* [What the task requires]
The entries follow. Please return all of them exactly.

* [Supplied material]
----------

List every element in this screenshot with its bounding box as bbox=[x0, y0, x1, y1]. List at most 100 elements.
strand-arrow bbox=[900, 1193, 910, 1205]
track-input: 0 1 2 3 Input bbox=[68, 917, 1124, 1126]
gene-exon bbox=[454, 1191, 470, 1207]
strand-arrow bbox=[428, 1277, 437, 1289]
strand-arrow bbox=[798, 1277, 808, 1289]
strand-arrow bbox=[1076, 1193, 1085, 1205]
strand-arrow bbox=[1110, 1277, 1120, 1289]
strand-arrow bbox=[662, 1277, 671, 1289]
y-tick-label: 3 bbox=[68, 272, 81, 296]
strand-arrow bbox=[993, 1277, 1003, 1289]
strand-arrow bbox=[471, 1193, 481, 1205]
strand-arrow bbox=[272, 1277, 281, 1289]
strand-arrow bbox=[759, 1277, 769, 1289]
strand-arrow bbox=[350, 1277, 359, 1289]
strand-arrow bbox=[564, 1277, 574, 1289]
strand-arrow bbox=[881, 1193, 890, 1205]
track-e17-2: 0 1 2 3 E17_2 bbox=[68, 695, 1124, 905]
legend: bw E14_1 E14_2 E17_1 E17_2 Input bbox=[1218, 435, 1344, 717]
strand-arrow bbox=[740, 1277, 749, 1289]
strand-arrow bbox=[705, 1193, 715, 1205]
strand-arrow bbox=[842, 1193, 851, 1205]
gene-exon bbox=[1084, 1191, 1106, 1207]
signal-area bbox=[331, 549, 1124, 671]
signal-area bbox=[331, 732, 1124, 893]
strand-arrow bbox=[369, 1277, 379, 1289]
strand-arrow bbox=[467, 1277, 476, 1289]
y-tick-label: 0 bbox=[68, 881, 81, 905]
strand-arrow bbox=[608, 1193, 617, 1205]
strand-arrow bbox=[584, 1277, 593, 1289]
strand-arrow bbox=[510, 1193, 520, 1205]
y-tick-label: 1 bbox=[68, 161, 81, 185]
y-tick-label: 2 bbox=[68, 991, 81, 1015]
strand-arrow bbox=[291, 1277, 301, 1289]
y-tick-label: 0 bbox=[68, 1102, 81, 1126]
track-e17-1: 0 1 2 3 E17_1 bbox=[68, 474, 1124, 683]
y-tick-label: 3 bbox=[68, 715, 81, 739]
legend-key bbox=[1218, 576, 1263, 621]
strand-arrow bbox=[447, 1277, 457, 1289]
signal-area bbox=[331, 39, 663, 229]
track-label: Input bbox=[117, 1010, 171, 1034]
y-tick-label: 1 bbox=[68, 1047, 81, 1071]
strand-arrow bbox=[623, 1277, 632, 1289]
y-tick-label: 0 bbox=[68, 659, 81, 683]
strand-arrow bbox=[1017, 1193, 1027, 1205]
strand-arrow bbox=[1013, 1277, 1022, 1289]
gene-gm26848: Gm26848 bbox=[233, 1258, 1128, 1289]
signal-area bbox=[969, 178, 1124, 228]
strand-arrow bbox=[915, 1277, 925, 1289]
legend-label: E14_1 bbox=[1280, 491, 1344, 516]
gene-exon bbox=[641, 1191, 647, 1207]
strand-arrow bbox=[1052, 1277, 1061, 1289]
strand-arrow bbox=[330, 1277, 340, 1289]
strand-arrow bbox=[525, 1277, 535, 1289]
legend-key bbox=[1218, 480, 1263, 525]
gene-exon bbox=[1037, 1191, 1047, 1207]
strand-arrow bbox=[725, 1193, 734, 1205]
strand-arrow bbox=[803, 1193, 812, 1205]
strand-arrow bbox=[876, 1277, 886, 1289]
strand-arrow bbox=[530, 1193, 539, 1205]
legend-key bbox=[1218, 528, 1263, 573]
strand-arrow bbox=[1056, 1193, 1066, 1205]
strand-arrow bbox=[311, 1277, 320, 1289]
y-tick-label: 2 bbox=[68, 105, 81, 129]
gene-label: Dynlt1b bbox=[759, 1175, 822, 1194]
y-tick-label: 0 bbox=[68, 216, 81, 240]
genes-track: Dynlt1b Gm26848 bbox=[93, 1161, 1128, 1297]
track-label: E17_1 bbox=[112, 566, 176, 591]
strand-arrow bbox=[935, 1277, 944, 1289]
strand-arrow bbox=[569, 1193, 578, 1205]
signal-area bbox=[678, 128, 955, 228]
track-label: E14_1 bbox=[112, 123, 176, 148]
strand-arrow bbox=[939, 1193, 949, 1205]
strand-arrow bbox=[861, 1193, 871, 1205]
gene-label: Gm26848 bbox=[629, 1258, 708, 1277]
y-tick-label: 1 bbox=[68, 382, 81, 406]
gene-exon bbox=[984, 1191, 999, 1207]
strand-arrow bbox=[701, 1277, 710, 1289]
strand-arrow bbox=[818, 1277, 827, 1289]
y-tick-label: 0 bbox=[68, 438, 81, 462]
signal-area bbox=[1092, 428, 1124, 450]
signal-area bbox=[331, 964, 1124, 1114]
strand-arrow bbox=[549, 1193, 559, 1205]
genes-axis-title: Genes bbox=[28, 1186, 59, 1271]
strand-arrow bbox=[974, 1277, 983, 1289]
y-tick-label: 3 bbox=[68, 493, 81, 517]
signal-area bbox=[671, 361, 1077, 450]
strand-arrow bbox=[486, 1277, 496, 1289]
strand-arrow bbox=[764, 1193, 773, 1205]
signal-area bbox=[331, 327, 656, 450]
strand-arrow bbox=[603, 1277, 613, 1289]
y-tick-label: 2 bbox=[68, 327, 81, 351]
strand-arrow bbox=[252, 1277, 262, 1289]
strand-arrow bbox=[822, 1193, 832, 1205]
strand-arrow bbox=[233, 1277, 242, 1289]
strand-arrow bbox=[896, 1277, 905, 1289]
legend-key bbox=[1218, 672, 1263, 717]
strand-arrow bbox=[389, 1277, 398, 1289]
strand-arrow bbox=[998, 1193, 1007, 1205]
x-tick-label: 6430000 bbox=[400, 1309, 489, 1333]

----------

* [The answer]
List every element in this screenshot with its bounding box as bbox=[x0, y0, x1, y1]. List at most 100 elements.
strand-arrow bbox=[900, 1193, 910, 1205]
track-input: 0 1 2 3 Input bbox=[68, 917, 1124, 1126]
gene-exon bbox=[454, 1191, 470, 1207]
strand-arrow bbox=[428, 1277, 437, 1289]
strand-arrow bbox=[798, 1277, 808, 1289]
strand-arrow bbox=[1076, 1193, 1085, 1205]
strand-arrow bbox=[1110, 1277, 1120, 1289]
strand-arrow bbox=[662, 1277, 671, 1289]
y-tick-label: 3 bbox=[68, 272, 81, 296]
strand-arrow bbox=[993, 1277, 1003, 1289]
strand-arrow bbox=[471, 1193, 481, 1205]
strand-arrow bbox=[272, 1277, 281, 1289]
strand-arrow bbox=[759, 1277, 769, 1289]
strand-arrow bbox=[350, 1277, 359, 1289]
strand-arrow bbox=[564, 1277, 574, 1289]
strand-arrow bbox=[881, 1193, 890, 1205]
track-e17-2: 0 1 2 3 E17_2 bbox=[68, 695, 1124, 905]
legend: bw E14_1 E14_2 E17_1 E17_2 Input bbox=[1218, 435, 1344, 717]
strand-arrow bbox=[740, 1277, 749, 1289]
strand-arrow bbox=[705, 1193, 715, 1205]
strand-arrow bbox=[842, 1193, 851, 1205]
gene-exon bbox=[1084, 1191, 1106, 1207]
signal-area bbox=[331, 549, 1124, 671]
signal-area bbox=[331, 732, 1124, 893]
strand-arrow bbox=[369, 1277, 379, 1289]
strand-arrow bbox=[467, 1277, 476, 1289]
y-tick-label: 0 bbox=[68, 881, 81, 905]
strand-arrow bbox=[608, 1193, 617, 1205]
strand-arrow bbox=[584, 1277, 593, 1289]
strand-arrow bbox=[510, 1193, 520, 1205]
y-tick-label: 1 bbox=[68, 161, 81, 185]
y-tick-label: 2 bbox=[68, 991, 81, 1015]
strand-arrow bbox=[291, 1277, 301, 1289]
y-tick-label: 0 bbox=[68, 1102, 81, 1126]
track-e17-1: 0 1 2 3 E17_1 bbox=[68, 474, 1124, 683]
y-tick-label: 3 bbox=[68, 715, 81, 739]
legend-key bbox=[1218, 576, 1263, 621]
strand-arrow bbox=[447, 1277, 457, 1289]
signal-area bbox=[331, 39, 663, 229]
track-label: Input bbox=[117, 1010, 171, 1034]
y-tick-label: 1 bbox=[68, 1047, 81, 1071]
strand-arrow bbox=[623, 1277, 632, 1289]
y-tick-label: 0 bbox=[68, 659, 81, 683]
strand-arrow bbox=[1017, 1193, 1027, 1205]
strand-arrow bbox=[1013, 1277, 1022, 1289]
gene-gm26848: Gm26848 bbox=[233, 1258, 1128, 1289]
signal-area bbox=[969, 178, 1124, 228]
strand-arrow bbox=[915, 1277, 925, 1289]
legend-label: E14_1 bbox=[1280, 491, 1344, 516]
gene-exon bbox=[641, 1191, 647, 1207]
strand-arrow bbox=[1052, 1277, 1061, 1289]
strand-arrow bbox=[330, 1277, 340, 1289]
strand-arrow bbox=[525, 1277, 535, 1289]
legend-key bbox=[1218, 480, 1263, 525]
gene-exon bbox=[1037, 1191, 1047, 1207]
strand-arrow bbox=[725, 1193, 734, 1205]
strand-arrow bbox=[803, 1193, 812, 1205]
strand-arrow bbox=[876, 1277, 886, 1289]
strand-arrow bbox=[530, 1193, 539, 1205]
legend-key bbox=[1218, 528, 1263, 573]
strand-arrow bbox=[1056, 1193, 1066, 1205]
strand-arrow bbox=[311, 1277, 320, 1289]
y-tick-label: 2 bbox=[68, 105, 81, 129]
gene-label: Dynlt1b bbox=[759, 1175, 822, 1194]
y-tick-label: 0 bbox=[68, 216, 81, 240]
genes-track: Dynlt1b Gm26848 bbox=[93, 1161, 1128, 1297]
track-label: E17_1 bbox=[112, 566, 176, 591]
strand-arrow bbox=[935, 1277, 944, 1289]
strand-arrow bbox=[569, 1193, 578, 1205]
signal-area bbox=[678, 128, 955, 228]
track-label: E14_1 bbox=[112, 123, 176, 148]
strand-arrow bbox=[939, 1193, 949, 1205]
strand-arrow bbox=[861, 1193, 871, 1205]
gene-label: Gm26848 bbox=[629, 1258, 708, 1277]
y-tick-label: 1 bbox=[68, 382, 81, 406]
gene-exon bbox=[984, 1191, 999, 1207]
strand-arrow bbox=[701, 1277, 710, 1289]
strand-arrow bbox=[818, 1277, 827, 1289]
y-tick-label: 0 bbox=[68, 438, 81, 462]
signal-area bbox=[1092, 428, 1124, 450]
signal-area bbox=[331, 964, 1124, 1114]
strand-arrow bbox=[549, 1193, 559, 1205]
genes-axis-title: Genes bbox=[28, 1186, 59, 1271]
strand-arrow bbox=[974, 1277, 983, 1289]
y-tick-label: 3 bbox=[68, 493, 81, 517]
signal-area bbox=[671, 361, 1077, 450]
strand-arrow bbox=[486, 1277, 496, 1289]
strand-arrow bbox=[764, 1193, 773, 1205]
signal-area bbox=[331, 327, 656, 450]
strand-arrow bbox=[603, 1277, 613, 1289]
y-tick-label: 2 bbox=[68, 327, 81, 351]
strand-arrow bbox=[252, 1277, 262, 1289]
strand-arrow bbox=[822, 1193, 832, 1205]
strand-arrow bbox=[233, 1277, 242, 1289]
strand-arrow bbox=[896, 1277, 905, 1289]
legend-key bbox=[1218, 672, 1263, 717]
strand-arrow bbox=[389, 1277, 398, 1289]
strand-arrow bbox=[998, 1193, 1007, 1205]
x-tick-label: 6430000 bbox=[400, 1309, 489, 1333]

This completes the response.